Support for SA gold industry consolidation more than just shareholder returns, says PIC

ANY consolidation of South Africa’s gold sector had to benefit the country, said Bloomberg News citing the Public Investment Corporation (PIC).

Mdu Bhulose, portfolio manager for mining and resources at the money manager – the country’s biggest – said his company had a broader mandate than purely shareholder returns. It also considers potential job losses, the welfare of communities in which mining companies operate as well as the interests of the broader South African economy.

That will affect the way it assesses proposals, he told Bloomberg News.

Bhulose’s comments come amid speculation that Johannesburg-based Anglogold Ashanti and Gold Fields could be takeover targets for foreign buyers because of their relatively low valuations, said Bloomberg News.

Neal Froneman, CEO of Sibanye Stillwater, has said the three companies should combine to avoid being bought by companies based elsewhere.

“Is this going to be a value-destructive deal for the country?,” Bhulose said of the PIC’s approach to potential takeovers in an interview with Bloomberg News. “We look at returns, but also what impact it will have for all other stakeholders.”
==================================================
* TRY IT *
Reproduce the article on the PIC and gold-sector consolidation verbatim, everything from "That will affect" down to "said Bloomberg News.".
==================================================
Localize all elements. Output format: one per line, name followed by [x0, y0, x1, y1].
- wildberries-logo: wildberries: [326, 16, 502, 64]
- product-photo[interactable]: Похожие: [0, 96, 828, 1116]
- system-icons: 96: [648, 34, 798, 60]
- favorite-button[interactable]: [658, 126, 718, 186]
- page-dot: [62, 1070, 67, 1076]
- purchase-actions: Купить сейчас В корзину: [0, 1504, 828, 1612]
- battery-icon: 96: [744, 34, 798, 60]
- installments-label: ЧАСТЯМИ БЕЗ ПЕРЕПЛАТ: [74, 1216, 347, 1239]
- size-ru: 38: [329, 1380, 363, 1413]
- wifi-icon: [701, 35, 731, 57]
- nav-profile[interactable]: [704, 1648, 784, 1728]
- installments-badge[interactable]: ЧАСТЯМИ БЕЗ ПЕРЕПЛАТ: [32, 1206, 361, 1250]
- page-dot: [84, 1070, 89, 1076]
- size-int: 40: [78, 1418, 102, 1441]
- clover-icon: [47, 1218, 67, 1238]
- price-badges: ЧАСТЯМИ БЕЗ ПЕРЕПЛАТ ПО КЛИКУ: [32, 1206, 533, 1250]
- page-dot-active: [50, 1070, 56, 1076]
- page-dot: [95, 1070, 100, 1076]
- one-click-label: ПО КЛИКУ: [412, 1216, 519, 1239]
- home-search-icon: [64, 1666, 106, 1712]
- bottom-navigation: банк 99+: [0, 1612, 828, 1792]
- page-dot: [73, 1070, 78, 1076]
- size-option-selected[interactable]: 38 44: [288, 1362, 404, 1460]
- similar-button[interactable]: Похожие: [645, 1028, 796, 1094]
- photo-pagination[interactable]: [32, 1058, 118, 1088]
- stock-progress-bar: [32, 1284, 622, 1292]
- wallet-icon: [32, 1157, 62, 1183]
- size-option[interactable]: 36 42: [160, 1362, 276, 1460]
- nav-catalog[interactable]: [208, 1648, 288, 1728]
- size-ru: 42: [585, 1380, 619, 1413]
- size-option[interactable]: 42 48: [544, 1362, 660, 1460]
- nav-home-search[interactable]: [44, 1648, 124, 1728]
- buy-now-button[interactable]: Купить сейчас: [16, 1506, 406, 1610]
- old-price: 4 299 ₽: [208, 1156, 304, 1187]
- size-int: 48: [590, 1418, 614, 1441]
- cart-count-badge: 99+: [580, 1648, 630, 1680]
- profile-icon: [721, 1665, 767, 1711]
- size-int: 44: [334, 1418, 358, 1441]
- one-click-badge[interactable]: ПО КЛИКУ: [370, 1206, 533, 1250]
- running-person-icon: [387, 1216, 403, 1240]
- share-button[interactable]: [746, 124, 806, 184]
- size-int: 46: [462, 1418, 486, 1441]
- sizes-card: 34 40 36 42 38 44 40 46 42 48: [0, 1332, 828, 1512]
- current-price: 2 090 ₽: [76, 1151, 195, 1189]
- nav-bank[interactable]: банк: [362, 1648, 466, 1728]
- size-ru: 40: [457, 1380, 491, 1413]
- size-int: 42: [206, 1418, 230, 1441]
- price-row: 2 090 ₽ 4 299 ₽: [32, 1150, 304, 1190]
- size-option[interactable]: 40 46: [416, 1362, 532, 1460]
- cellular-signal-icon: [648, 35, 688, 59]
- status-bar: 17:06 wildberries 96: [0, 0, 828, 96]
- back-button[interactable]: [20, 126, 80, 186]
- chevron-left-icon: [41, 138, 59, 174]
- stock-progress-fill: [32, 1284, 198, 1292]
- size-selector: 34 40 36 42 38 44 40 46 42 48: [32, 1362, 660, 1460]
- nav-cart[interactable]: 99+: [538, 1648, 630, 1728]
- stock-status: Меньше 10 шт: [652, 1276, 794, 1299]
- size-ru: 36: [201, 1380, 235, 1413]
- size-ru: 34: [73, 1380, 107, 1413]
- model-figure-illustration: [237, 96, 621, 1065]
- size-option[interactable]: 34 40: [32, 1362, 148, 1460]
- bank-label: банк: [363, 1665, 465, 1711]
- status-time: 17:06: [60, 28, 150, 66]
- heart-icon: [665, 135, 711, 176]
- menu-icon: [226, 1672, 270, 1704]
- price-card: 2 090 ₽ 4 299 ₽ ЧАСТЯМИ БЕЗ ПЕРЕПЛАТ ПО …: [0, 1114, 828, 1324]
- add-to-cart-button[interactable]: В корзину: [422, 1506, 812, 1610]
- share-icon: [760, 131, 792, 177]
==================================================
* RESULT FOR THIS EXERCISE *
That will affect the way it assesses proposals, he told Bloomberg News.

Bhulose’s comments come amid speculation that Johannesburg-based Anglogold Ashanti and Gold Fields could be takeover targets for foreign buyers because of their relatively low valuations, said Bloomberg News.